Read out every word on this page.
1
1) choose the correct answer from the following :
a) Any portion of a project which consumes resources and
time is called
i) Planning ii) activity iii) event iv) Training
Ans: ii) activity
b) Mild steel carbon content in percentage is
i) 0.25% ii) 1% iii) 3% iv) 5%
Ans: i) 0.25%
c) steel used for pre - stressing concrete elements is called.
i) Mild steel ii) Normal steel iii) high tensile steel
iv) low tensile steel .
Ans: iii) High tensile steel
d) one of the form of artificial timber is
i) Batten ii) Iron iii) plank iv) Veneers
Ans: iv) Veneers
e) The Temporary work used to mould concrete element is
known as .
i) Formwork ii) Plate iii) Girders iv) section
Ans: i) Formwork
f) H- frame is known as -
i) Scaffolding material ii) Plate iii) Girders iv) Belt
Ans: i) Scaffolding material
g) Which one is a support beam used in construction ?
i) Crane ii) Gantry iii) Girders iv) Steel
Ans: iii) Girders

---

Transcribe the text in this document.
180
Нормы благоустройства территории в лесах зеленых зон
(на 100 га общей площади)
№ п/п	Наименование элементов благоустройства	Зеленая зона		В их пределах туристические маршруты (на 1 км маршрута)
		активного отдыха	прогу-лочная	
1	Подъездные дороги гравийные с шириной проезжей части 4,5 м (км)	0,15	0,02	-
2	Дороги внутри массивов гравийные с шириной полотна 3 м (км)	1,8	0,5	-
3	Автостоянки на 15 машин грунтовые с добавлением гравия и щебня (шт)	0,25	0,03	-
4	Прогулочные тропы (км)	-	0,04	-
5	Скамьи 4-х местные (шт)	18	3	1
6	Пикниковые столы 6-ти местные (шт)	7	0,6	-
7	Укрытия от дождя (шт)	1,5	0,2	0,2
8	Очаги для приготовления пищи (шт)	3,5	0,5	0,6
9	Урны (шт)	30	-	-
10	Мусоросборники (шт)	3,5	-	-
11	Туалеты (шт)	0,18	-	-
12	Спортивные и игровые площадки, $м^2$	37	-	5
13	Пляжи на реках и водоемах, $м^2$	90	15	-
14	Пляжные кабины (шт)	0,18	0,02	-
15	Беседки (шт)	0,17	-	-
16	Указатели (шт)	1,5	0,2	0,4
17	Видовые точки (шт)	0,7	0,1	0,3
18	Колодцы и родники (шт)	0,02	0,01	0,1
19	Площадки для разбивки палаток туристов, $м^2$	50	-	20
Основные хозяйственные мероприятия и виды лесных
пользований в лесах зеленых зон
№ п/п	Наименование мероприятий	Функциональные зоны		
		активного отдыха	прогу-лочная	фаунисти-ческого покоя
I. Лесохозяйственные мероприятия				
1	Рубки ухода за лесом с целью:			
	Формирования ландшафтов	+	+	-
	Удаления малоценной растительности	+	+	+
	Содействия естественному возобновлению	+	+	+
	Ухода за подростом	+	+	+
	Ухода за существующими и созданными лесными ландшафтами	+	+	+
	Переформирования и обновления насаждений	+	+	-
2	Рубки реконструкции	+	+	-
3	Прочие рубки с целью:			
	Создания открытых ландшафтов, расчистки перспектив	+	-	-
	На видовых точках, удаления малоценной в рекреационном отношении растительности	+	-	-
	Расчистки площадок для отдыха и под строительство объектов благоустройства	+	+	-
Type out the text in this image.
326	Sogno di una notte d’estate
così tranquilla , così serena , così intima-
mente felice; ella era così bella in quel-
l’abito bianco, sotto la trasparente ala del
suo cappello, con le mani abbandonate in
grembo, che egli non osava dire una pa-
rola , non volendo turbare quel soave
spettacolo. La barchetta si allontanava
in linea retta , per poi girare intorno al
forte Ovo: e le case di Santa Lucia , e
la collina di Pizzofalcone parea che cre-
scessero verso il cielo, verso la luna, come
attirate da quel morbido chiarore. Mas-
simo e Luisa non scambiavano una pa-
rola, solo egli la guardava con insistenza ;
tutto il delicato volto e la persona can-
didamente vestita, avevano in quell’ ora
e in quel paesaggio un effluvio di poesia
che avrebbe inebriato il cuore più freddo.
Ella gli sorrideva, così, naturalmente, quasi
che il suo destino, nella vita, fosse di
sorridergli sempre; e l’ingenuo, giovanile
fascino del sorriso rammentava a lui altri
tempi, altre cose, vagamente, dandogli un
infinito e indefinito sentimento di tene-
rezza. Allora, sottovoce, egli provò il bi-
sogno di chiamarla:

---

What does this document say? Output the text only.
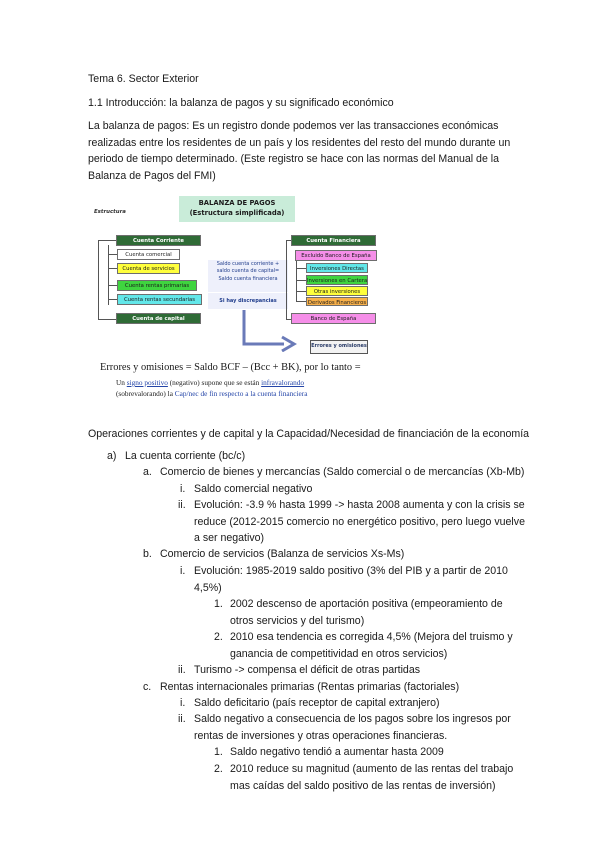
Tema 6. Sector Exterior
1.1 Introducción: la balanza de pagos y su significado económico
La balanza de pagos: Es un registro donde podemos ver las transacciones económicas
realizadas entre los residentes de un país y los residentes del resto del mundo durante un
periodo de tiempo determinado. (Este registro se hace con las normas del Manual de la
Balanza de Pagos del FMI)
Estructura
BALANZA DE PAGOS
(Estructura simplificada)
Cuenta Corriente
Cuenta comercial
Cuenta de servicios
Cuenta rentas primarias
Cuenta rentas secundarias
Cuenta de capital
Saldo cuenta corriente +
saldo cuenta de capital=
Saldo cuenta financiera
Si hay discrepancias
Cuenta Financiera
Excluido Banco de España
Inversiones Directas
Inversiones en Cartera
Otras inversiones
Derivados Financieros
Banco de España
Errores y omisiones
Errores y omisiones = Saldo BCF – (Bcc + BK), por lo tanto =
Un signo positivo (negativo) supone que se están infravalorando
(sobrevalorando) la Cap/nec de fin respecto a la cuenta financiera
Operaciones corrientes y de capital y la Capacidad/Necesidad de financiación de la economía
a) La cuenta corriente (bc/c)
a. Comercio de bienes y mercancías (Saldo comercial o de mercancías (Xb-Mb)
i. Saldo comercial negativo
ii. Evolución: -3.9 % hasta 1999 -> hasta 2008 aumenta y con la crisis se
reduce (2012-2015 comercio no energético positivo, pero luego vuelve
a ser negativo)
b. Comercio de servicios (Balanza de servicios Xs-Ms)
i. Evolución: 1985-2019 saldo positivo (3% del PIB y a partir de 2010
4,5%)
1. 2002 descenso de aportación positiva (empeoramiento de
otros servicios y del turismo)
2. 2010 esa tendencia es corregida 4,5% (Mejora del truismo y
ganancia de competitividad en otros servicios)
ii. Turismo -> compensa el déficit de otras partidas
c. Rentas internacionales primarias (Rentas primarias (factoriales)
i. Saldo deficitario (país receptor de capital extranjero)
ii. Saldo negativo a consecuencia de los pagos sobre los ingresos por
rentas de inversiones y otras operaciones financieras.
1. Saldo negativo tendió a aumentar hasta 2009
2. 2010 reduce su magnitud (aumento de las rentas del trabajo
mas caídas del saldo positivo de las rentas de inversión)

---

Which lines in the records above contain the string "Mild"? Copy each one.

* [Output of the task]
b) Mild steel carbon content in percentage is
i) Mild steel ii) Normal steel iii) high tensile steel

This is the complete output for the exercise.